=== GIVEN REQUEST ===
In how many lines of the data does the word "JSON" appear? Give the number by itself.

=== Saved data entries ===
>>>
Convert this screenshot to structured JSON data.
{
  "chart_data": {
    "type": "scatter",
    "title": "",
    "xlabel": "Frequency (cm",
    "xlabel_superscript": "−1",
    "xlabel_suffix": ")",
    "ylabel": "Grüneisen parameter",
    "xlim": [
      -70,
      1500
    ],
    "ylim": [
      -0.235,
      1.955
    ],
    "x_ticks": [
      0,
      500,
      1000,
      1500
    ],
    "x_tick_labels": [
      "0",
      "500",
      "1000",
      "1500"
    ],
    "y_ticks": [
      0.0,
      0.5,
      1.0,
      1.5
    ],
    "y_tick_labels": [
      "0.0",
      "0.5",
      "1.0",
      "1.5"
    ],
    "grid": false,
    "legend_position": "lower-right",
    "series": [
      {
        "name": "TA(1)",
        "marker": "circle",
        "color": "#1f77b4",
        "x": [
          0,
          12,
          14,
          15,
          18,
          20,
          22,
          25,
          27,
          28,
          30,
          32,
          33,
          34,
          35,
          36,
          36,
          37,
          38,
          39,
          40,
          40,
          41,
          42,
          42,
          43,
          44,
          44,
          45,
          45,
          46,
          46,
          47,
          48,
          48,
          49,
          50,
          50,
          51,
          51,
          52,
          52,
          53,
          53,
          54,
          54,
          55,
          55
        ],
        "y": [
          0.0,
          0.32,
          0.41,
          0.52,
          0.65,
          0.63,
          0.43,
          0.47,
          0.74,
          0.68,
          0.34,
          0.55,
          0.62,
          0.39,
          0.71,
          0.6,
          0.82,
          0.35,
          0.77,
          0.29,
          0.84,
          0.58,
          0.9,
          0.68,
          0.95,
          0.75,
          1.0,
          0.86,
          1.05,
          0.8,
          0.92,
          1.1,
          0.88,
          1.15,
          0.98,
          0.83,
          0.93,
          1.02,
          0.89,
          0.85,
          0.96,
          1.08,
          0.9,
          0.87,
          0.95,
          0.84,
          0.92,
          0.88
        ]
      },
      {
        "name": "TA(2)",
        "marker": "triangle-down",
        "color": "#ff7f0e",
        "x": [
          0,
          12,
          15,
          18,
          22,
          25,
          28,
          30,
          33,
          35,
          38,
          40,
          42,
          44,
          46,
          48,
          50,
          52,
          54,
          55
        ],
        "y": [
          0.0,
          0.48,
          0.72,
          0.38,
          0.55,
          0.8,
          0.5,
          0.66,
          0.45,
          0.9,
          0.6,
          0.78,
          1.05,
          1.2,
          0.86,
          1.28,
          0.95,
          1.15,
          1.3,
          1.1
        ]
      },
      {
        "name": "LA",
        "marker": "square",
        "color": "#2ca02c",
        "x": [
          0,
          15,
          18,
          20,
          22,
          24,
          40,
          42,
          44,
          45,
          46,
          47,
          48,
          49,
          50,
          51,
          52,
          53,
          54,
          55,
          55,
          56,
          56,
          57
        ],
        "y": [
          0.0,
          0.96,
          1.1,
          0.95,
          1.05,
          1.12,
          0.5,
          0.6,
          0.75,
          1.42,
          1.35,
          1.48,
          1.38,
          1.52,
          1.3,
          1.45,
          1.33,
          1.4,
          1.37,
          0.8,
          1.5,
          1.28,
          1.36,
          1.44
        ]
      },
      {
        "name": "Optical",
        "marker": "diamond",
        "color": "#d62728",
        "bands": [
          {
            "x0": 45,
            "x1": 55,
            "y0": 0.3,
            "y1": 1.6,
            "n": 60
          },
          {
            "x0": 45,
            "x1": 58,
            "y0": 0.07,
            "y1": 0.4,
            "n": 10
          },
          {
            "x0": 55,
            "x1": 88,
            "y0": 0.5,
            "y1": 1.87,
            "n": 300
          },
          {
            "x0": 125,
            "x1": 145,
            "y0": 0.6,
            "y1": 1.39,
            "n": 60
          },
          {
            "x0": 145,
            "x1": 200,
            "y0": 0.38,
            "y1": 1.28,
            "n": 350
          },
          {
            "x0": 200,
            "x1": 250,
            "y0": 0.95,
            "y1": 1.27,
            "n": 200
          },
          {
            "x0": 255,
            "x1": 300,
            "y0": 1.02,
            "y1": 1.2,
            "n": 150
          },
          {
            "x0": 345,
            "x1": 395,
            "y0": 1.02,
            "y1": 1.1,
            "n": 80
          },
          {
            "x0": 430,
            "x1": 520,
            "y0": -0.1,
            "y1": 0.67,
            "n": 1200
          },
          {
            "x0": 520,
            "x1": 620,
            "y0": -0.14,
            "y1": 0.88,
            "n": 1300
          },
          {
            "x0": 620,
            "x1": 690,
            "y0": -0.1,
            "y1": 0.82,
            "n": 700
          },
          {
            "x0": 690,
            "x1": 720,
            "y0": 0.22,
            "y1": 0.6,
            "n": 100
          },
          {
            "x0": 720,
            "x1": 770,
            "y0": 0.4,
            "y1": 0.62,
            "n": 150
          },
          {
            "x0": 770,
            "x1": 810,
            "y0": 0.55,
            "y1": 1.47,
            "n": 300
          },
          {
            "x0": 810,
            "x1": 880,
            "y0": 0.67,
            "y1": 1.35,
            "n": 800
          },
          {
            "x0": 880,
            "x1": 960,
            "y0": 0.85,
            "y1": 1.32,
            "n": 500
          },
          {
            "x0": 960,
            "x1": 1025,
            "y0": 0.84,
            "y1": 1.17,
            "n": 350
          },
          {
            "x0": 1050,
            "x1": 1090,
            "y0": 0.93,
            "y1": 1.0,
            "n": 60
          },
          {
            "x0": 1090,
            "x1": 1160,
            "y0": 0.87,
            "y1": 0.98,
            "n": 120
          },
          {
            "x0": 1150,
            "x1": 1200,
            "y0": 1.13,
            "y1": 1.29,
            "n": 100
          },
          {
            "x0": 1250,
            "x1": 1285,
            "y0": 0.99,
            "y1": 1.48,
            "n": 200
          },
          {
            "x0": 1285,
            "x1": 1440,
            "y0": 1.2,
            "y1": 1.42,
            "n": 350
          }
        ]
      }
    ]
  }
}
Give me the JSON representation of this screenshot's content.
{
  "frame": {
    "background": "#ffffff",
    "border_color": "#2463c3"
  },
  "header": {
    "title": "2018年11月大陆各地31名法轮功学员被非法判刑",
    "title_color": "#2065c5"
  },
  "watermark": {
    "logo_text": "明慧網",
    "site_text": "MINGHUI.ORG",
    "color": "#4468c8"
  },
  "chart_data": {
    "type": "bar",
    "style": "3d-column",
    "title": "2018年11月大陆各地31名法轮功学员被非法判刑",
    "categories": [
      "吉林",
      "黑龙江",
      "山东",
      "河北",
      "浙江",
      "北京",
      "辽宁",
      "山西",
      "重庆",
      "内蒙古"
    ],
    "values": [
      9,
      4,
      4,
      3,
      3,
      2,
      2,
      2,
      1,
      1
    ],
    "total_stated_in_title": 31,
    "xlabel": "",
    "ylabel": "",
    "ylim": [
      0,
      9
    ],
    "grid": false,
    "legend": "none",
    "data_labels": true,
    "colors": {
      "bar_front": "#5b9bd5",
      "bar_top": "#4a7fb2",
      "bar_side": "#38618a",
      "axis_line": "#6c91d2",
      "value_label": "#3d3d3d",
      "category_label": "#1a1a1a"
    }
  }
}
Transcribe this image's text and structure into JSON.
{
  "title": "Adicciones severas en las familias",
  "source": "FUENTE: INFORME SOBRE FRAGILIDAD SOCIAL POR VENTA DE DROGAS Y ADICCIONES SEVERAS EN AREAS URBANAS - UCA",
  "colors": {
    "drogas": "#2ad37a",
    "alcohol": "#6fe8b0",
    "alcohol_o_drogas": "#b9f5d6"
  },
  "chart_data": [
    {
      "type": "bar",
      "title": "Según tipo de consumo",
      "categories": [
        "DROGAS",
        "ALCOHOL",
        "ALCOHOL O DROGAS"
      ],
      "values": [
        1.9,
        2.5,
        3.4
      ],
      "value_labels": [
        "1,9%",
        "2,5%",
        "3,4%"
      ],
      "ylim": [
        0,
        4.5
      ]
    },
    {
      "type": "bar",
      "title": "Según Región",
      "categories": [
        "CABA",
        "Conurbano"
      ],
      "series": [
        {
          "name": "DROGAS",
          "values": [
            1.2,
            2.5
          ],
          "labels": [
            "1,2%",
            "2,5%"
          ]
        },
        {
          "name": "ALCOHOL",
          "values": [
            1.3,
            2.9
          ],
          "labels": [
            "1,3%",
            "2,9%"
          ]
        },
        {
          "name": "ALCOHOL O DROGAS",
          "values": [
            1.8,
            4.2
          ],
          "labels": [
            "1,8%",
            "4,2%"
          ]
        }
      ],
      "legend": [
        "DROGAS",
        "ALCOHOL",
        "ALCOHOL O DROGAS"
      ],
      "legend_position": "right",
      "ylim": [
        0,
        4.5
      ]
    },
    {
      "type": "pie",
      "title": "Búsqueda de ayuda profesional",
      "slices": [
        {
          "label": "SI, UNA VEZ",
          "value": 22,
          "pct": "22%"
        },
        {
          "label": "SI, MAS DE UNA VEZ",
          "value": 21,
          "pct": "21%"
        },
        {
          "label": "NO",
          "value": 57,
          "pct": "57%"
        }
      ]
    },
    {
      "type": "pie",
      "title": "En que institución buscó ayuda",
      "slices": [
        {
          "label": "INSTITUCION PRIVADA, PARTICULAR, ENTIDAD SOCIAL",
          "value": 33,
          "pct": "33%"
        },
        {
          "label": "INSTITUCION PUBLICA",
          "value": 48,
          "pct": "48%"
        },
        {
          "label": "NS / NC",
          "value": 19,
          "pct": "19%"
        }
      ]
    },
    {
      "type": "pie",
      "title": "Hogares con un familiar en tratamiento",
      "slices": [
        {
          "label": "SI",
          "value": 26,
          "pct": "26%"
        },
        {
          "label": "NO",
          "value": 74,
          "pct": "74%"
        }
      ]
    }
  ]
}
<<<
=== EXPECTED ANSWER ===
3